■ YOUR TASK
Repeat the records below exactly, leaving out any pictures.

Begin DATASET

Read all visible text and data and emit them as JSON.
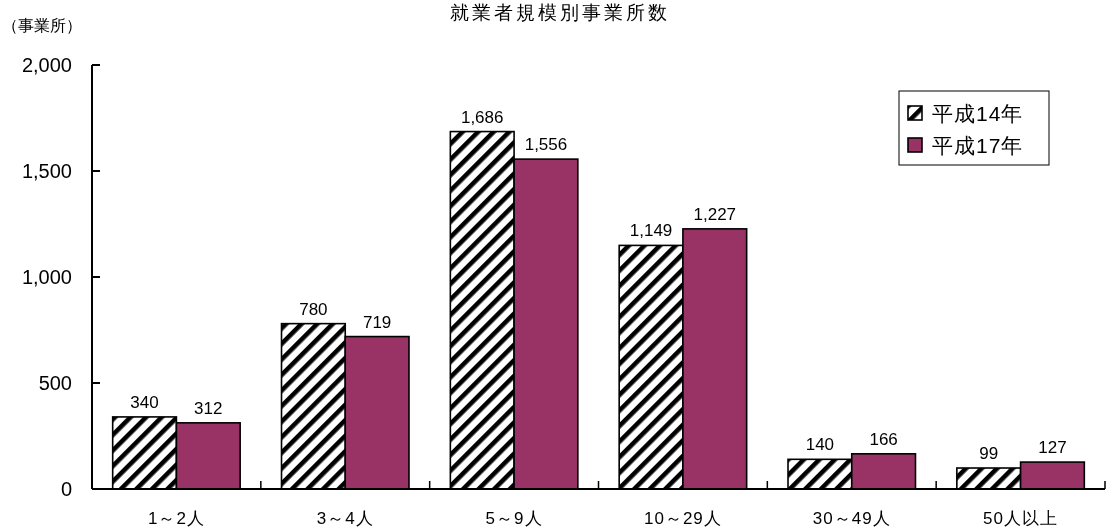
{
  "chart_data": {
    "type": "bar",
    "title": "就業者規模別事業所数",
    "ylabel": "（事業所）",
    "categories": [
      "1～2人",
      "3～4人",
      "5～9人",
      "10～29人",
      "30～49人",
      "50人以上"
    ],
    "series": [
      {
        "name": "平成14年",
        "color": "#000000",
        "values": [
          340,
          780,
          1686,
          1149,
          140,
          99
        ],
        "value_labels": [
          "340",
          "780",
          "1,686",
          "1,149",
          "140",
          "99"
        ]
      },
      {
        "name": "平成17年",
        "color": "#993366",
        "values": [
          312,
          719,
          1556,
          1227,
          166,
          127
        ],
        "value_labels": [
          "312",
          "719",
          "1,556",
          "1,227",
          "166",
          "127"
        ]
      }
    ],
    "ylim": [
      0,
      2000
    ],
    "yticks": [
      0,
      500,
      {
        "value": 1000,
        "label": "1,000"
      },
      {
        "value": 1500,
        "label": "1,500"
      },
      {
        "value": 2000,
        "label": "2,000"
      }
    ],
    "legend": "top right"
  }
}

End DATASET

■ RESULT OF THIS EXERCISE
Read all visible text and data and emit them as JSON.
{
  "chart_data": {
    "type": "bar",
    "title": "就業者規模別事業所数",
    "ylabel": "（事業所）",
    "categories": [
      "1～2人",
      "3～4人",
      "5～9人",
      "10～29人",
      "30～49人",
      "50人以上"
    ],
    "series": [
      {
        "name": "平成14年",
        "color": "#000000",
        "values": [
          340,
          780,
          1686,
          1149,
          140,
          99
        ],
        "value_labels": [
          "340",
          "780",
          "1,686",
          "1,149",
          "140",
          "99"
        ]
      },
      {
        "name": "平成17年",
        "color": "#993366",
        "values": [
          312,
          719,
          1556,
          1227,
          166,
          127
        ],
        "value_labels": [
          "312",
          "719",
          "1,556",
          "1,227",
          "166",
          "127"
        ]
      }
    ],
    "ylim": [
      0,
      2000
    ],
    "yticks": [
      0,
      500,
      {
        "value": 1000,
        "label": "1,000"
      },
      {
        "value": 1500,
        "label": "1,500"
      },
      {
        "value": 2000,
        "label": "2,000"
      }
    ],
    "legend": "top right"
  }
}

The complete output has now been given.